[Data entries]

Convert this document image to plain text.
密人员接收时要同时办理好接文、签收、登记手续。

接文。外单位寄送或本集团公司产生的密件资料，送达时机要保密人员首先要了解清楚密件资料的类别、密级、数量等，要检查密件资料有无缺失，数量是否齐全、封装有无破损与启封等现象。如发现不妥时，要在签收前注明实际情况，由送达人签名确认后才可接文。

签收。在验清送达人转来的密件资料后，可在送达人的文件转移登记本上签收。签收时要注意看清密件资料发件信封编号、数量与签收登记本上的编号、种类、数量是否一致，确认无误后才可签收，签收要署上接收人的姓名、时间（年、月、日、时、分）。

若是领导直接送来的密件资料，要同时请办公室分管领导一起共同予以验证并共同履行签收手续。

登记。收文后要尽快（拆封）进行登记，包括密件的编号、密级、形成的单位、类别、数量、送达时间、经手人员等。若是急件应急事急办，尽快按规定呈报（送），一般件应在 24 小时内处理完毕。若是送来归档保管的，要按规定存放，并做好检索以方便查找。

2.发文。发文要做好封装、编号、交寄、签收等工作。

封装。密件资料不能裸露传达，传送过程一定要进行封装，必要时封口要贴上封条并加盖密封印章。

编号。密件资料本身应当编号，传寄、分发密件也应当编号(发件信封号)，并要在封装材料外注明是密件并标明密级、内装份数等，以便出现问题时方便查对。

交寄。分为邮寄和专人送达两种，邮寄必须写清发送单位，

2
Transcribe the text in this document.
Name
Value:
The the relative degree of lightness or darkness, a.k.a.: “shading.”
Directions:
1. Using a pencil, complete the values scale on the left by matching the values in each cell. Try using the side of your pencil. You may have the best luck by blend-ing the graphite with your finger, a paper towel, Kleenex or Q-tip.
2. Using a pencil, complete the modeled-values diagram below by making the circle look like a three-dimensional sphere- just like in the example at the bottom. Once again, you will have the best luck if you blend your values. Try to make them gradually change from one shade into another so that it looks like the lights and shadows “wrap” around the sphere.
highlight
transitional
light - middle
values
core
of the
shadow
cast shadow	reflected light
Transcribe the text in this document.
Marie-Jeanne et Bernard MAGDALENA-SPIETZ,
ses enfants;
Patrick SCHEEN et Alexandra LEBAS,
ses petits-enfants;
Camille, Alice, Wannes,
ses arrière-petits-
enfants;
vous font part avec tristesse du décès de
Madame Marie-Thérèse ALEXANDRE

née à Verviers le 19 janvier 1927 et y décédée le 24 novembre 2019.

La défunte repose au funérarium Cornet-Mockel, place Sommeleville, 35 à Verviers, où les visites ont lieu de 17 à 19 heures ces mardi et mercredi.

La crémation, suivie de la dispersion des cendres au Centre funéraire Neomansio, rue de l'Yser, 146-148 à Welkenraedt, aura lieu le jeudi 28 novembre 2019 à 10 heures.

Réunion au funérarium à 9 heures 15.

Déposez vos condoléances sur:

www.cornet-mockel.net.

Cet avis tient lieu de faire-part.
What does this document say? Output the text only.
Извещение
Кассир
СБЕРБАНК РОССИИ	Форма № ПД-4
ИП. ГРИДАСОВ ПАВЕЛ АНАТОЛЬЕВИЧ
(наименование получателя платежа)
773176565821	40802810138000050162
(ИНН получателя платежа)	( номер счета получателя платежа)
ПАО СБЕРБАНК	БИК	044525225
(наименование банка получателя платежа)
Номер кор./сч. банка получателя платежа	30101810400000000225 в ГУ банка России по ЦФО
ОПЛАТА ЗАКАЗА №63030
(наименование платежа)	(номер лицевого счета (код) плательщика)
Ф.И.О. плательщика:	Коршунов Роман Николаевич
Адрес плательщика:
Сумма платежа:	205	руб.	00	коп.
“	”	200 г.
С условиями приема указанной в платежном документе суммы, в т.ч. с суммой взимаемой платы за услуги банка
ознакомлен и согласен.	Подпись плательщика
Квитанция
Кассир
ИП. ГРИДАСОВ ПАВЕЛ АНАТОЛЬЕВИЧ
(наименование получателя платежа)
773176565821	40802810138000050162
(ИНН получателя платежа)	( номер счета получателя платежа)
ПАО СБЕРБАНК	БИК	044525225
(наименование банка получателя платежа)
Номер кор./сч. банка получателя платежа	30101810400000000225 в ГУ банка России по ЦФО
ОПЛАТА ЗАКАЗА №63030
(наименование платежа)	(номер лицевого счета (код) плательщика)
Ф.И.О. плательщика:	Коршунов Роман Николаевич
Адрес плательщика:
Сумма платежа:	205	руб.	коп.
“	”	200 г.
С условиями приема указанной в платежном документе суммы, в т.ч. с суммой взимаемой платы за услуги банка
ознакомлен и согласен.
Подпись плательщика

- [STATED PROBLEM]:
Set down all of the data above, word for word.

- [WRITTEN ANSWER]:
Convert this document image to plain text.
密人员接收时要同时办理好接文、签收、登记手续。

接文。外单位寄送或本集团公司产生的密件资料，送达时机要保密人员首先要了解清楚密件资料的类别、密级、数量等，要检查密件资料有无缺失，数量是否齐全、封装有无破损与启封等现象。如发现不妥时，要在签收前注明实际情况，由送达人签名确认后才可接文。

签收。在验清送达人转来的密件资料后，可在送达人的文件转移登记本上签收。签收时要注意看清密件资料发件信封编号、数量与签收登记本上的编号、种类、数量是否一致，确认无误后才可签收，签收要署上接收人的姓名、时间（年、月、日、时、分）。

若是领导直接送来的密件资料，要同时请办公室分管领导一起共同予以验证并共同履行签收手续。

登记。收文后要尽快（拆封）进行登记，包括密件的编号、密级、形成的单位、类别、数量、送达时间、经手人员等。若是急件应急事急办，尽快按规定呈报（送），一般件应在 24 小时内处理完毕。若是送来归档保管的，要按规定存放，并做好检索以方便查找。

2.发文。发文要做好封装、编号、交寄、签收等工作。

封装。密件资料不能裸露传达，传送过程一定要进行封装，必要时封口要贴上封条并加盖密封印章。

编号。密件资料本身应当编号，传寄、分发密件也应当编号(发件信封号)，并要在封装材料外注明是密件并标明密级、内装份数等，以便出现问题时方便查对。

交寄。分为邮寄和专人送达两种，邮寄必须写清发送单位，

2
Transcribe the text in this document.
Name
Value:
The the relative degree of lightness or darkness, a.k.a.: “shading.”
Directions:
1. Using a pencil, complete the values scale on the left by matching the values in each cell. Try using the side of your pencil. You may have the best luck by blend-ing the graphite with your finger, a paper towel, Kleenex or Q-tip.
2. Using a pencil, complete the modeled-values diagram below by making the circle look like a three-dimensional sphere- just like in the example at the bottom. Once again, you will have the best luck if you blend your values. Try to make them gradually change from one shade into another so that it looks like the lights and shadows “wrap” around the sphere.
highlight
transitional
light - middle
values
core
of the
shadow
cast shadow	reflected light
Transcribe the text in this document.
Marie-Jeanne et Bernard MAGDALENA-SPIETZ,
ses enfants;
Patrick SCHEEN et Alexandra LEBAS,
ses petits-enfants;
Camille, Alice, Wannes,
ses arrière-petits-
enfants;
vous font part avec tristesse du décès de
Madame Marie-Thérèse ALEXANDRE

née à Verviers le 19 janvier 1927 et y décédée le 24 novembre 2019.

La défunte repose au funérarium Cornet-Mockel, place Sommeleville, 35 à Verviers, où les visites ont lieu de 17 à 19 heures ces mardi et mercredi.

La crémation, suivie de la dispersion des cendres au Centre funéraire Neomansio, rue de l'Yser, 146-148 à Welkenraedt, aura lieu le jeudi 28 novembre 2019 à 10 heures.

Réunion au funérarium à 9 heures 15.

Déposez vos condoléances sur:

www.cornet-mockel.net.

Cet avis tient lieu de faire-part.
What does this document say? Output the text only.
Извещение
Кассир
СБЕРБАНК РОССИИ	Форма № ПД-4
ИП. ГРИДАСОВ ПАВЕЛ АНАТОЛЬЕВИЧ
(наименование получателя платежа)
773176565821	40802810138000050162
(ИНН получателя платежа)	( номер счета получателя платежа)
ПАО СБЕРБАНК	БИК	044525225
(наименование банка получателя платежа)
Номер кор./сч. банка получателя платежа	30101810400000000225 в ГУ банка России по ЦФО
ОПЛАТА ЗАКАЗА №63030
(наименование платежа)	(номер лицевого счета (код) плательщика)
Ф.И.О. плательщика:	Коршунов Роман Николаевич
Адрес плательщика:
Сумма платежа:	205	руб.	00	коп.
“	”	200 г.
С условиями приема указанной в платежном документе суммы, в т.ч. с суммой взимаемой платы за услуги банка
ознакомлен и согласен.	Подпись плательщика
Квитанция
Кассир
ИП. ГРИДАСОВ ПАВЕЛ АНАТОЛЬЕВИЧ
(наименование получателя платежа)
773176565821	40802810138000050162
(ИНН получателя платежа)	( номер счета получателя платежа)
ПАО СБЕРБАНК	БИК	044525225
(наименование банка получателя платежа)
Номер кор./сч. банка получателя платежа	30101810400000000225 в ГУ банка России по ЦФО
ОПЛАТА ЗАКАЗА №63030
(наименование платежа)	(номер лицевого счета (код) плательщика)
Ф.И.О. плательщика:	Коршунов Роман Николаевич
Адрес плательщика:
Сумма платежа:	205	руб.	коп.
“	”	200 г.
С условиями приема указанной в платежном документе суммы, в т.ч. с суммой взимаемой платы за услуги банка
ознакомлен и согласен.
Подпись плательщика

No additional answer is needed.